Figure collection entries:
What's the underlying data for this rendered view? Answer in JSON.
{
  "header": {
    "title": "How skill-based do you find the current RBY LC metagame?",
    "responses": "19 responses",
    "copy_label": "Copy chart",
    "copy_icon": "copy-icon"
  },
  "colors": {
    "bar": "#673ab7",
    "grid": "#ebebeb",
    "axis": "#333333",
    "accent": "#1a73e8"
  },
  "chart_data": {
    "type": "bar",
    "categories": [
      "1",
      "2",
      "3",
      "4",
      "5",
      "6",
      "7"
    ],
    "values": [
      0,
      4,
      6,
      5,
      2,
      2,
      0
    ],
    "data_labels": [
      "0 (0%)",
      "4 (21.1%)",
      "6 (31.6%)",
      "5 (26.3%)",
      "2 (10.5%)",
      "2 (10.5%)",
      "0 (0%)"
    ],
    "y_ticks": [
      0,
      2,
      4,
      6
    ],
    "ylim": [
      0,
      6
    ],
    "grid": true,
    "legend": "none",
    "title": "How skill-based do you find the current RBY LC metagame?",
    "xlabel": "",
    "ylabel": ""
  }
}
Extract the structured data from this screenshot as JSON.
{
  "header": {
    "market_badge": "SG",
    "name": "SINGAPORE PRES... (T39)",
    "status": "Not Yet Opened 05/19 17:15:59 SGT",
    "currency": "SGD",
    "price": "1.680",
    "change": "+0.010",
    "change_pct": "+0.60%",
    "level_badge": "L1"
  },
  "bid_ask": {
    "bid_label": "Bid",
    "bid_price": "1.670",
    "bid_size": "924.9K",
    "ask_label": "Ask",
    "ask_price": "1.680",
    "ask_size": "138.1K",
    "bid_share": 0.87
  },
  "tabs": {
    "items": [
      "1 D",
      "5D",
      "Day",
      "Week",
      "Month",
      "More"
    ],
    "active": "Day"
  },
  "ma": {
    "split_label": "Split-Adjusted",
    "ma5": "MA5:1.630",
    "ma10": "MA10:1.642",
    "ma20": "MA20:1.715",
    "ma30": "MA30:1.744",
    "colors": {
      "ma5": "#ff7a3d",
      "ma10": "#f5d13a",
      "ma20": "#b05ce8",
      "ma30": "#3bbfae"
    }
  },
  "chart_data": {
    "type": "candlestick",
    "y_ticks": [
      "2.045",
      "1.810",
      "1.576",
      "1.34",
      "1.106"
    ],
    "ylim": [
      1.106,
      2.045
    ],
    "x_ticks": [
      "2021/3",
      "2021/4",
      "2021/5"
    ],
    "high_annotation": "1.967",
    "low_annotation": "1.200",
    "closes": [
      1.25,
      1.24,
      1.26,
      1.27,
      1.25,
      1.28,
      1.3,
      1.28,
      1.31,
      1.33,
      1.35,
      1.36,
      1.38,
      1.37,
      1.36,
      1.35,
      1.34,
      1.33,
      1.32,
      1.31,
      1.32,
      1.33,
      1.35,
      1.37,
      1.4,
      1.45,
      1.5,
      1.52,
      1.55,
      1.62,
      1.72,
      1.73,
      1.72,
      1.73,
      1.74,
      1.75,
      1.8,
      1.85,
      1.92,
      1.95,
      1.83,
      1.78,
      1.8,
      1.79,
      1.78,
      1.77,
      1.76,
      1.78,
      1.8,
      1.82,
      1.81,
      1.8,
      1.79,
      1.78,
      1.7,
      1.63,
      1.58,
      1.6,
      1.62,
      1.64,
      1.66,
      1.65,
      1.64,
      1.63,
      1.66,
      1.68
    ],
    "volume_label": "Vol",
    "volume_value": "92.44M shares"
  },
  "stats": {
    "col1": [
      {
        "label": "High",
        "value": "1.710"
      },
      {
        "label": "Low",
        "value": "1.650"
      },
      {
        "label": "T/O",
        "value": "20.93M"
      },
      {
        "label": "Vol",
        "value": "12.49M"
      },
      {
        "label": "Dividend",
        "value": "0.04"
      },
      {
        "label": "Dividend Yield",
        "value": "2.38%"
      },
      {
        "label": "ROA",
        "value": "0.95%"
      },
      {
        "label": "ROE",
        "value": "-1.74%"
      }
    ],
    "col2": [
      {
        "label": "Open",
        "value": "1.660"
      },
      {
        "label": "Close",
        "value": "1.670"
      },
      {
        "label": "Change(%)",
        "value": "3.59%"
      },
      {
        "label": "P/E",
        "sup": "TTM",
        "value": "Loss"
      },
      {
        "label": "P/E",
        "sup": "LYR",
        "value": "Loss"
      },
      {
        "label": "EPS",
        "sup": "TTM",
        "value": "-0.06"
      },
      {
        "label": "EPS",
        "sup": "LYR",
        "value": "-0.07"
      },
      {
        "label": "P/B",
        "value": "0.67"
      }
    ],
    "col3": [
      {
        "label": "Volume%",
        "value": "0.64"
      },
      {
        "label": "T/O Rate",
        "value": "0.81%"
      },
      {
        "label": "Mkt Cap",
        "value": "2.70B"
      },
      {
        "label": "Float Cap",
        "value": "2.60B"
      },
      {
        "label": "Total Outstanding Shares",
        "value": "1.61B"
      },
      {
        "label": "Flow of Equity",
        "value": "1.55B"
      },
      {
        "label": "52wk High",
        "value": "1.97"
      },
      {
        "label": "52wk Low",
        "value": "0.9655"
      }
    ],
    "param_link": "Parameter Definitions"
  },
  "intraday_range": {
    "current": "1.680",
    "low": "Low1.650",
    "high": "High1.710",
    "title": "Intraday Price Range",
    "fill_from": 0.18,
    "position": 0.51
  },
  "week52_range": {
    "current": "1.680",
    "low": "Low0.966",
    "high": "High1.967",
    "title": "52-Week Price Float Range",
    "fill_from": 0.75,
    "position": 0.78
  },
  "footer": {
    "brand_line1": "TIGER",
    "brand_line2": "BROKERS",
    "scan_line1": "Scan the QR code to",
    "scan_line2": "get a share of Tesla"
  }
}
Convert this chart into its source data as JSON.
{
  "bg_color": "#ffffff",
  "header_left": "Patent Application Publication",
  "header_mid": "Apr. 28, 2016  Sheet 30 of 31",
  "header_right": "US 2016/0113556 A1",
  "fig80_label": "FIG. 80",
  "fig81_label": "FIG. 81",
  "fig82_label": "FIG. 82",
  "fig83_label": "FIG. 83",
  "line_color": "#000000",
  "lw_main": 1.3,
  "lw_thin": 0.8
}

TASK DESCRIPTION ▸ Work out how many lines of the listing above include the word "this". Report only the number.

EXPECTED OUTPUT ▸ 3